- **EXERCISE DIRECTIONS**
Find every line in the records that holds the string "Global". Copy each one.

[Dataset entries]

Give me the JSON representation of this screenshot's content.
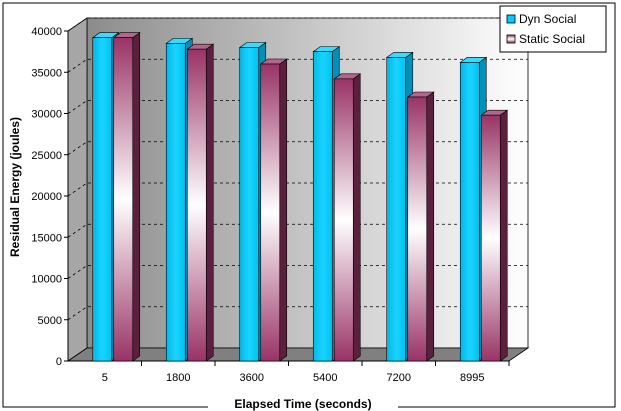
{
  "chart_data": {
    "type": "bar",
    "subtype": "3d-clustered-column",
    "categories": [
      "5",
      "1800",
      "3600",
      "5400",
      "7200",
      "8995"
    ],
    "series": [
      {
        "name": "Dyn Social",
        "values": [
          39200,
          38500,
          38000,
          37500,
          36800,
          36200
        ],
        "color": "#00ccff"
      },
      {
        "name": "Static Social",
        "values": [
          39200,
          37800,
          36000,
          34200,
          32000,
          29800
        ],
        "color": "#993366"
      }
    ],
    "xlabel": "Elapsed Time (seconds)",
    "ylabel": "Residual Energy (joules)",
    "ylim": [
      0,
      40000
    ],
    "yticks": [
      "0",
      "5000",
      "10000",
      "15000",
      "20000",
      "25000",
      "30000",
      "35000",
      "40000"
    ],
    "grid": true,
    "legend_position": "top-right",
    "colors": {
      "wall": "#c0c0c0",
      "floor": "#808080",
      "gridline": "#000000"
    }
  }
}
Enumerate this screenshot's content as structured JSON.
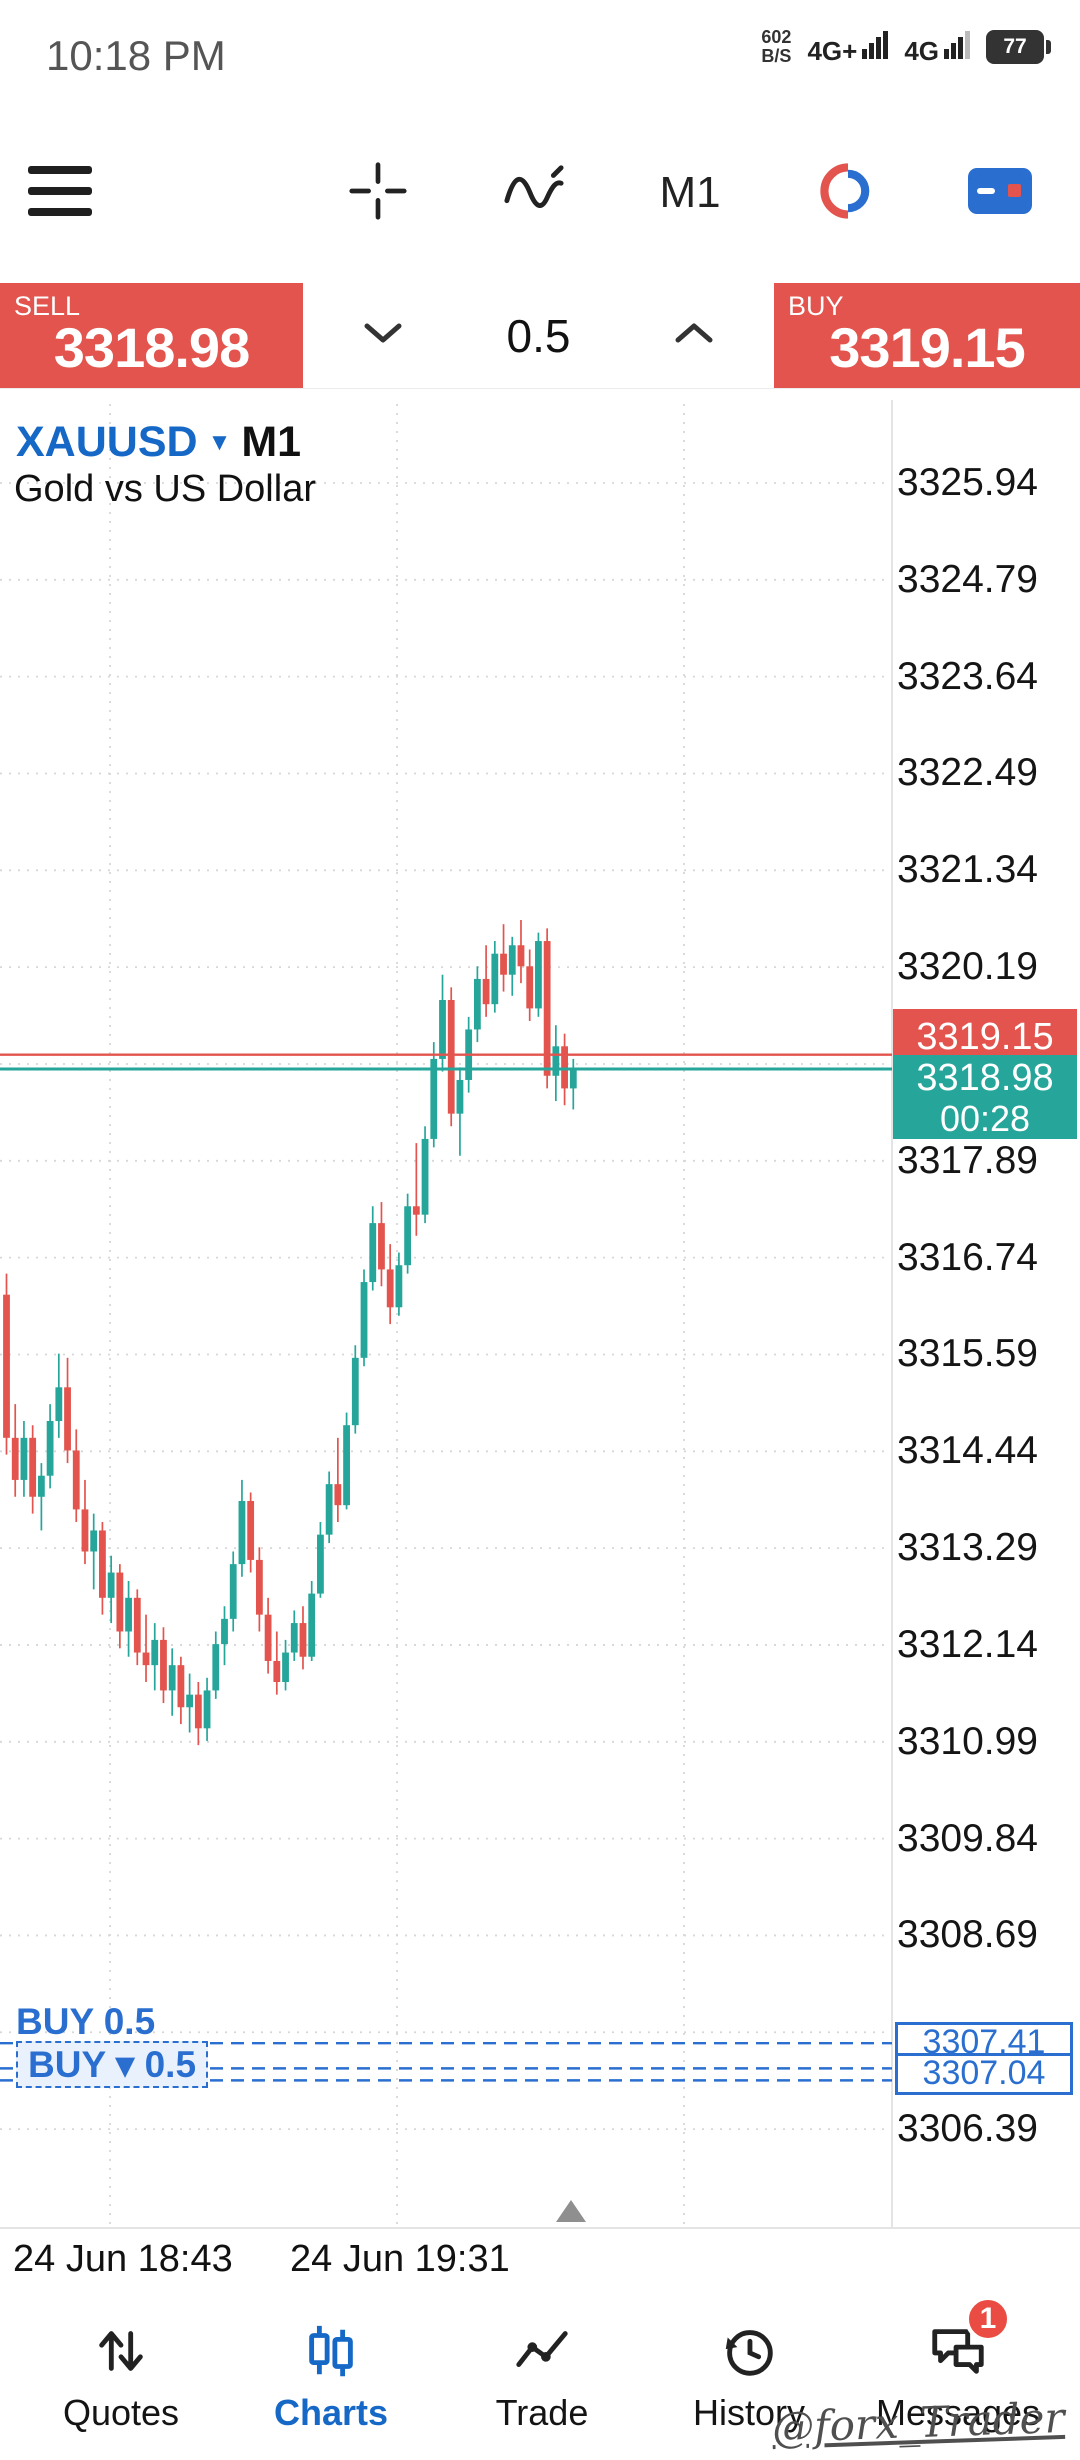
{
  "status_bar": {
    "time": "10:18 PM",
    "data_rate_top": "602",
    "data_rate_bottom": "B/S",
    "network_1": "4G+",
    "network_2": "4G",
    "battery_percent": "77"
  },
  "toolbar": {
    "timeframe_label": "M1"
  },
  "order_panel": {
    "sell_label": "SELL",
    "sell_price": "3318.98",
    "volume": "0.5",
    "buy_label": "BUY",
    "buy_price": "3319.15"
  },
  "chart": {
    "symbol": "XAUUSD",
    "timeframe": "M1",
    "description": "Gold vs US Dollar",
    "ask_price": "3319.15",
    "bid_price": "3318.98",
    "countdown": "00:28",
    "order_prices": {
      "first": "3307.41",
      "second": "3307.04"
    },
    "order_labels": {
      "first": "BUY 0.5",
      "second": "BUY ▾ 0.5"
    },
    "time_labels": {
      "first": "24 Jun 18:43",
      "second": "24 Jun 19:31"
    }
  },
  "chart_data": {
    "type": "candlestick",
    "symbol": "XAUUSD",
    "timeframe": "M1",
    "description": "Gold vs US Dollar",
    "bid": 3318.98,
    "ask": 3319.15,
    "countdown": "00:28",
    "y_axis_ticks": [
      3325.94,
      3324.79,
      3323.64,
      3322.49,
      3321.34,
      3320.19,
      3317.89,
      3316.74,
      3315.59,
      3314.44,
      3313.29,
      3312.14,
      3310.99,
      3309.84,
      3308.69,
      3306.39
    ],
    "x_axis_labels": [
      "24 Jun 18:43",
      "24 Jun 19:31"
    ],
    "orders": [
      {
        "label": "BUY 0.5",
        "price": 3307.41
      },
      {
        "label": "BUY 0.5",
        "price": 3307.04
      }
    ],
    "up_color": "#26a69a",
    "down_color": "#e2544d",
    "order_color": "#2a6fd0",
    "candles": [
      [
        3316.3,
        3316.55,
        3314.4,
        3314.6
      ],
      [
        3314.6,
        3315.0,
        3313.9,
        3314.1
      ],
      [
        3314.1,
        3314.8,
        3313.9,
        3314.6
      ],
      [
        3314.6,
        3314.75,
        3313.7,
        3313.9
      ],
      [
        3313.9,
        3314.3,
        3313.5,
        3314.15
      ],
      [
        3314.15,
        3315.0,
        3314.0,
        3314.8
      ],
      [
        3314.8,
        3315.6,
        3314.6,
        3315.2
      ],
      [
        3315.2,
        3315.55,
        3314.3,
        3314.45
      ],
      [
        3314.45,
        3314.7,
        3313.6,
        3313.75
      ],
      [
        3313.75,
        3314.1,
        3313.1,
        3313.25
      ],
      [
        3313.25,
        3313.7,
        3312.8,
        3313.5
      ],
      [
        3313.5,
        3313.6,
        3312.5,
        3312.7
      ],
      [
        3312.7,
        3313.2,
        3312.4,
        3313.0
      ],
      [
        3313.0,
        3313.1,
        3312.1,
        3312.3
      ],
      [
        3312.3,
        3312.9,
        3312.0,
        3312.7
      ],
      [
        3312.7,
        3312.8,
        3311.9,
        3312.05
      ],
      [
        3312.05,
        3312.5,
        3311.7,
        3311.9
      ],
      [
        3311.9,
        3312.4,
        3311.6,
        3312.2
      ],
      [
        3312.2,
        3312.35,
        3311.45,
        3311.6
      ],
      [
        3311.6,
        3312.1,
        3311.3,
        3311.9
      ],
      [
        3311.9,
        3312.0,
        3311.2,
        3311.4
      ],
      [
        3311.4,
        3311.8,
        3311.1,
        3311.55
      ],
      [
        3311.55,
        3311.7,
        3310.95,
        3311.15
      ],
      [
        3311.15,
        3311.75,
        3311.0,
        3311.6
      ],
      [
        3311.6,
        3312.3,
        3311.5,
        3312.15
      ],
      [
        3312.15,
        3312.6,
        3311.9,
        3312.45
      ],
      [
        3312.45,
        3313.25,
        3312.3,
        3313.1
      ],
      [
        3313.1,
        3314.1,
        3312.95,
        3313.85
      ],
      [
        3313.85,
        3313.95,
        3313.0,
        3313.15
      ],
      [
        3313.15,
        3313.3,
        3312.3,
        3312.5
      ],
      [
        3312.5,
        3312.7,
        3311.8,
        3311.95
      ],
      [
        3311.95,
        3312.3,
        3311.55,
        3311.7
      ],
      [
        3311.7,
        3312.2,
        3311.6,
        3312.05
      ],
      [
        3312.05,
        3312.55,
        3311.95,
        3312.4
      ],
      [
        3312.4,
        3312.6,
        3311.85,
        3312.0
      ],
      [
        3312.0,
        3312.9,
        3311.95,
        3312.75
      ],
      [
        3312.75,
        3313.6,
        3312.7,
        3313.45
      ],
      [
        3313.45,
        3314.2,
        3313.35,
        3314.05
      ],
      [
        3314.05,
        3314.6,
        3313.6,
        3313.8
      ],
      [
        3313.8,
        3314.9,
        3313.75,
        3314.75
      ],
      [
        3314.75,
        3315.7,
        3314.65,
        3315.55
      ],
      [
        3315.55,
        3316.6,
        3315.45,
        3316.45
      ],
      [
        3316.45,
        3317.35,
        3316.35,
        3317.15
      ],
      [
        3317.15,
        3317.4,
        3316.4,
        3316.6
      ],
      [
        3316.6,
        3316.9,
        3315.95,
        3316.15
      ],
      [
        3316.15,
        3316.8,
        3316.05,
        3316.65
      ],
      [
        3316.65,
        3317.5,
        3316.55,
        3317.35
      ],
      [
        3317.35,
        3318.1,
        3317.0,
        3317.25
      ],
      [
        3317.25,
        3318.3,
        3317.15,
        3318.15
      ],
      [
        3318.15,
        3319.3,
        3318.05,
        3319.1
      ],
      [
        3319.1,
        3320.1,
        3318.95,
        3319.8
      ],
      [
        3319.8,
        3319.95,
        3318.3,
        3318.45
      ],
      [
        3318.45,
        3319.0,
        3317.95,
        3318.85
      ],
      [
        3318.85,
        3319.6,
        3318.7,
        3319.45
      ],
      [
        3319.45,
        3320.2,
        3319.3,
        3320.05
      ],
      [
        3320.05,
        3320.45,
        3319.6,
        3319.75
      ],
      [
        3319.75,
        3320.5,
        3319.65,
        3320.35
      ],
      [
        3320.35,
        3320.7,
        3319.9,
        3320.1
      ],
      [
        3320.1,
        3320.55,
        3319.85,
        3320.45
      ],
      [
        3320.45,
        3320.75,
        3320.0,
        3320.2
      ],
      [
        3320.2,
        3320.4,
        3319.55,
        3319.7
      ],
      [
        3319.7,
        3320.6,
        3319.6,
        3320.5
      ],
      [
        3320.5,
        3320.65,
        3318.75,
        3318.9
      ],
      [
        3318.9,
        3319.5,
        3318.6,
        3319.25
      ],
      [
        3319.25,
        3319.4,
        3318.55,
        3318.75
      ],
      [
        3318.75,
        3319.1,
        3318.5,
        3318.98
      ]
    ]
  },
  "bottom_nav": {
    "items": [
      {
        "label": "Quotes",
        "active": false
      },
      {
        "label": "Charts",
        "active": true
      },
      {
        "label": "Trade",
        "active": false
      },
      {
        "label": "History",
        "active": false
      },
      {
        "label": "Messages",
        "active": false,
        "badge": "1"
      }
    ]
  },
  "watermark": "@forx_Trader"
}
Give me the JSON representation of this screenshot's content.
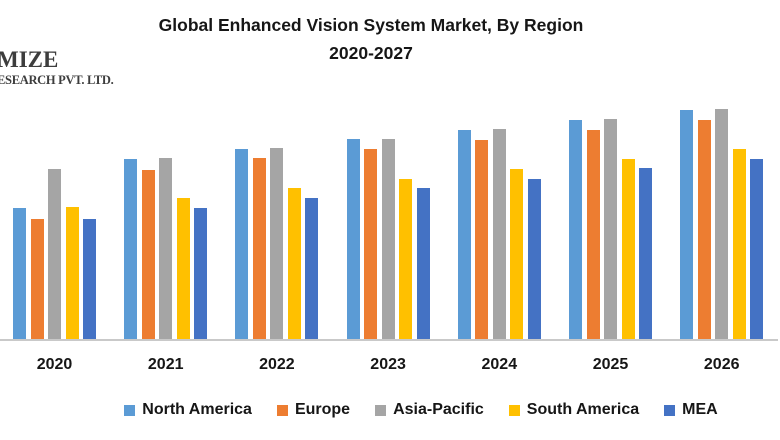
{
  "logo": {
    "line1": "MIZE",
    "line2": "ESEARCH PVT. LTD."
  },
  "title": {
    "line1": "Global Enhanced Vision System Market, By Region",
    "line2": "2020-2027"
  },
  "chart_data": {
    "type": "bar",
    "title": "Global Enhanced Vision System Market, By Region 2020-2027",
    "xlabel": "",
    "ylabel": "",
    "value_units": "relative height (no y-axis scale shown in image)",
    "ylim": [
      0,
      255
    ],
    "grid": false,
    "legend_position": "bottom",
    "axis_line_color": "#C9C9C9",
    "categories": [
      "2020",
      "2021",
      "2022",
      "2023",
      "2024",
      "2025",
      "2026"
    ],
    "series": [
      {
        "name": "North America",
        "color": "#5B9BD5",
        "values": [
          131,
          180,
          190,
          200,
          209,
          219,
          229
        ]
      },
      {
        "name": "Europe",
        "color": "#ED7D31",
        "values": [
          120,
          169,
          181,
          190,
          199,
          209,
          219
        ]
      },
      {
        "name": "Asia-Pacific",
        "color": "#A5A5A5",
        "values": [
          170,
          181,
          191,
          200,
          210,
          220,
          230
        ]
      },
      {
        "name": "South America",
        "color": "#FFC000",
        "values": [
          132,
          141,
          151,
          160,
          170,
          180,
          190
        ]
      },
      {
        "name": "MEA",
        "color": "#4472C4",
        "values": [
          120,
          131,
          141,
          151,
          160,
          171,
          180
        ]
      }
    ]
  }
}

- **WRITTEN SOLUTION**
    "line1": "Global Enhanced Vision System Market, By Region",
    "title": "Global Enhanced Vision System Market, By Region 2020-2027",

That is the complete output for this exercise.